-------- Excerpted text --------

Responding to national challenges
- Revolutionising packaging and waste systems: recycling, reusing, redesigning and eliminating plastic packaging through better design, materials and logistics.
- Behaviour change and incentives: generating value for plastics through fundamental changes in human behaviour.
- Waste innovation: applying circular economy principles to generate effective solutions for plastics recycling and reuse across the supply chain, including niche industry solutions, decision support systems, sustainable textiles, and developing value-added products and feedstock from waste plastics.
- Supporting best practice and standards: advising on the development and implementation of standards to support business, industry and the public in reusing and recycling plastics, including guidance of recycled plastic content to ensure food security and reduce waste.
- Information for decision making: applying analytical approaches, AI/ML capabilities and sensor technology to quantify predict hotspots, applying knowledge to inform policy decisions.
We are working with a range of partners including Chemistry Australia, Microsoft, New South Wales State Government, Ocean Protect, City of Hobart, Standards Australia, the Indonesian-Australian Plastics Innovation Lab and the SPath-Australia-India Plastic Waste reduction program.
- Data analytics – creating new data collection and sampling strategies, plus using advances in data analytics to process large amounts of data and establish baselines of plastic leakage.

-------- Entries shown --------

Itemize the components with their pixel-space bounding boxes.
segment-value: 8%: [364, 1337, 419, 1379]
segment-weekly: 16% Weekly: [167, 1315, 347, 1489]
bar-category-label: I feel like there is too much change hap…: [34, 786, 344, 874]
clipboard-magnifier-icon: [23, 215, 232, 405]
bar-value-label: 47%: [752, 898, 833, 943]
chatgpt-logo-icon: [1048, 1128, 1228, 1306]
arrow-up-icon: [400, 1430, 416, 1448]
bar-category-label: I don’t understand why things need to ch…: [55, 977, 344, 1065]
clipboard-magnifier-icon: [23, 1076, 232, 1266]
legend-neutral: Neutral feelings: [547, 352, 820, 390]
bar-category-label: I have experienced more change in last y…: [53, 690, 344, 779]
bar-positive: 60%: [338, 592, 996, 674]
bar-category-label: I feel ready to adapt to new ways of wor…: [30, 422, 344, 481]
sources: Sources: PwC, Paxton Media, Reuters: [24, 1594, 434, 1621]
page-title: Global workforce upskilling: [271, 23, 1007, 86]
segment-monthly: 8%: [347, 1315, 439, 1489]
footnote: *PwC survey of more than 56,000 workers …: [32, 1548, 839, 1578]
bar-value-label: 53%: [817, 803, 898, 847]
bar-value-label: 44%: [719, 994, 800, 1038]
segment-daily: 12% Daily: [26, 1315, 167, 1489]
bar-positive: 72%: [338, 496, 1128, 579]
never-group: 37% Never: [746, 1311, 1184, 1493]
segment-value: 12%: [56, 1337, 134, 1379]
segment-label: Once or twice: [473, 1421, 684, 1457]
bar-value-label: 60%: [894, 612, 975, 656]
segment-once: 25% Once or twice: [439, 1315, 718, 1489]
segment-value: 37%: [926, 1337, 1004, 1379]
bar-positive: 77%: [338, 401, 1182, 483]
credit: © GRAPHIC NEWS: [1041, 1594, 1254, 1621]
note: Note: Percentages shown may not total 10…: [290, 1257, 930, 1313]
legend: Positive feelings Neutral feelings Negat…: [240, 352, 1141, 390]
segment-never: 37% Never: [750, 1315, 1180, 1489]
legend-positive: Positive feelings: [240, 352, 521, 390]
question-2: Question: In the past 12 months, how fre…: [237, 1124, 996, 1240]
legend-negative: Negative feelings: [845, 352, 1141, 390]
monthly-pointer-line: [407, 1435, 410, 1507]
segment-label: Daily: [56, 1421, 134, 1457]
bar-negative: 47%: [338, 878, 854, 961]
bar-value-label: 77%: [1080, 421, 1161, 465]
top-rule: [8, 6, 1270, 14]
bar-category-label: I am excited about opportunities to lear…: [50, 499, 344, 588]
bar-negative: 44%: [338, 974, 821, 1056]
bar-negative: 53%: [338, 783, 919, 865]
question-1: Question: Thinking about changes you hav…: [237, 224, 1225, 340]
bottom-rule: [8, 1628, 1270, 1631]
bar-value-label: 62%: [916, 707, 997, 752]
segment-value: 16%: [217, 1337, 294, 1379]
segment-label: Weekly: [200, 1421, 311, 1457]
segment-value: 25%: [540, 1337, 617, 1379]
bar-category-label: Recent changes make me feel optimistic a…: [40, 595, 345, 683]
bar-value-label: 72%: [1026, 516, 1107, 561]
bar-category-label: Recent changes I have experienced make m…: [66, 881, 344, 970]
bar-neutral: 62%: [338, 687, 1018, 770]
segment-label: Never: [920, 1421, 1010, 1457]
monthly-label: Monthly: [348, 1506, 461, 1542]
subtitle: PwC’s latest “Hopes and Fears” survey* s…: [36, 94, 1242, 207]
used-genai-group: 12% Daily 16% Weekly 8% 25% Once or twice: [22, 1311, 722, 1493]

--------

What is needed -
Repeat word for word everything in the plastics text from "- Waste innovation: applying" down to "from waste plastics.".

Output of the exercise -
- Waste innovation: applying circular economy principles to generate effective solutions for plastics recycling and reuse across the supply chain, including niche industry solutions, decision support systems, sustainable textiles, and developing value-added products and feedstock from waste plastics.